## What the task asks
Reproduce every entry below precisely; do not include the pictures.

»»

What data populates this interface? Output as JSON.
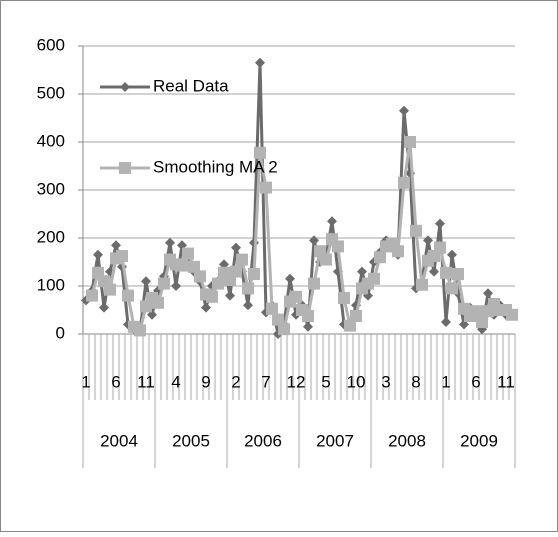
{
  "chart_data": {
    "type": "line",
    "categories": [
      "1",
      null,
      null,
      null,
      null,
      "6",
      null,
      null,
      null,
      null,
      "11",
      null,
      null,
      null,
      null,
      "4",
      null,
      null,
      null,
      null,
      "9",
      null,
      null,
      null,
      null,
      "2",
      null,
      null,
      null,
      null,
      "7",
      null,
      null,
      null,
      null,
      "12",
      null,
      null,
      null,
      null,
      "5",
      null,
      null,
      null,
      null,
      "10",
      null,
      null,
      null,
      null,
      "3",
      null,
      null,
      null,
      null,
      "8",
      null,
      null,
      null,
      null,
      "1",
      null,
      null,
      null,
      null,
      "6",
      null,
      null,
      null,
      null,
      "11",
      null
    ],
    "groups": [
      "2004",
      "2005",
      "2006",
      "2007",
      "2008",
      "2009"
    ],
    "series": [
      {
        "name": "Real Data",
        "color": "#6b6b6b",
        "marker": "diamond",
        "values": [
          70,
          90,
          165,
          55,
          130,
          185,
          140,
          20,
          10,
          5,
          110,
          40,
          90,
          120,
          190,
          100,
          185,
          150,
          130,
          110,
          55,
          100,
          110,
          145,
          80,
          180,
          130,
          60,
          190,
          565,
          45,
          60,
          0,
          20,
          115,
          40,
          60,
          15,
          195,
          150,
          160,
          235,
          130,
          20,
          15,
          60,
          130,
          80,
          150,
          170,
          195,
          180,
          165,
          465,
          335,
          95,
          110,
          195,
          130,
          230,
          25,
          165,
          85,
          20,
          55,
          40,
          10,
          85,
          40,
          60,
          40,
          40
        ]
      },
      {
        "name": "Smoothing MA 2",
        "color": "#b3b3b3",
        "marker": "square",
        "values": [
          null,
          80,
          127.5,
          110,
          92.5,
          157.5,
          162.5,
          80,
          15,
          7.5,
          57.5,
          75,
          65,
          105,
          155,
          145,
          142.5,
          167.5,
          140,
          120,
          82.5,
          77.5,
          105,
          127.5,
          112.5,
          130,
          155,
          95,
          125,
          377.5,
          305,
          52.5,
          30,
          10,
          67.5,
          77.5,
          50,
          37.5,
          105,
          172.5,
          155,
          197.5,
          182.5,
          75,
          17.5,
          37.5,
          95,
          105,
          115,
          160,
          182.5,
          187.5,
          172.5,
          315,
          400,
          215,
          102.5,
          152.5,
          162.5,
          180,
          127.5,
          95,
          125,
          52.5,
          37.5,
          47.5,
          25,
          47.5,
          62.5,
          50,
          50,
          40
        ]
      }
    ],
    "ylim": [
      0,
      600
    ],
    "yticks": [
      0,
      100,
      200,
      300,
      400,
      500,
      600
    ],
    "grid": true,
    "legend": "inside-top-left"
  }
}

««

## Answer for the task
What data populates this interface? Output as JSON.
{
  "chart_data": {
    "type": "line",
    "categories": [
      "1",
      null,
      null,
      null,
      null,
      "6",
      null,
      null,
      null,
      null,
      "11",
      null,
      null,
      null,
      null,
      "4",
      null,
      null,
      null,
      null,
      "9",
      null,
      null,
      null,
      null,
      "2",
      null,
      null,
      null,
      null,
      "7",
      null,
      null,
      null,
      null,
      "12",
      null,
      null,
      null,
      null,
      "5",
      null,
      null,
      null,
      null,
      "10",
      null,
      null,
      null,
      null,
      "3",
      null,
      null,
      null,
      null,
      "8",
      null,
      null,
      null,
      null,
      "1",
      null,
      null,
      null,
      null,
      "6",
      null,
      null,
      null,
      null,
      "11",
      null
    ],
    "groups": [
      "2004",
      "2005",
      "2006",
      "2007",
      "2008",
      "2009"
    ],
    "series": [
      {
        "name": "Real Data",
        "color": "#6b6b6b",
        "marker": "diamond",
        "values": [
          70,
          90,
          165,
          55,
          130,
          185,
          140,
          20,
          10,
          5,
          110,
          40,
          90,
          120,
          190,
          100,
          185,
          150,
          130,
          110,
          55,
          100,
          110,
          145,
          80,
          180,
          130,
          60,
          190,
          565,
          45,
          60,
          0,
          20,
          115,
          40,
          60,
          15,
          195,
          150,
          160,
          235,
          130,
          20,
          15,
          60,
          130,
          80,
          150,
          170,
          195,
          180,
          165,
          465,
          335,
          95,
          110,
          195,
          130,
          230,
          25,
          165,
          85,
          20,
          55,
          40,
          10,
          85,
          40,
          60,
          40,
          40
        ]
      },
      {
        "name": "Smoothing MA 2",
        "color": "#b3b3b3",
        "marker": "square",
        "values": [
          null,
          80,
          127.5,
          110,
          92.5,
          157.5,
          162.5,
          80,
          15,
          7.5,
          57.5,
          75,
          65,
          105,
          155,
          145,
          142.5,
          167.5,
          140,
          120,
          82.5,
          77.5,
          105,
          127.5,
          112.5,
          130,
          155,
          95,
          125,
          377.5,
          305,
          52.5,
          30,
          10,
          67.5,
          77.5,
          50,
          37.5,
          105,
          172.5,
          155,
          197.5,
          182.5,
          75,
          17.5,
          37.5,
          95,
          105,
          115,
          160,
          182.5,
          187.5,
          172.5,
          315,
          400,
          215,
          102.5,
          152.5,
          162.5,
          180,
          127.5,
          95,
          125,
          52.5,
          37.5,
          47.5,
          25,
          47.5,
          62.5,
          50,
          50,
          40
        ]
      }
    ],
    "ylim": [
      0,
      600
    ],
    "yticks": [
      0,
      100,
      200,
      300,
      400,
      500,
      600
    ],
    "grid": true,
    "legend": "inside-top-left"
  }
}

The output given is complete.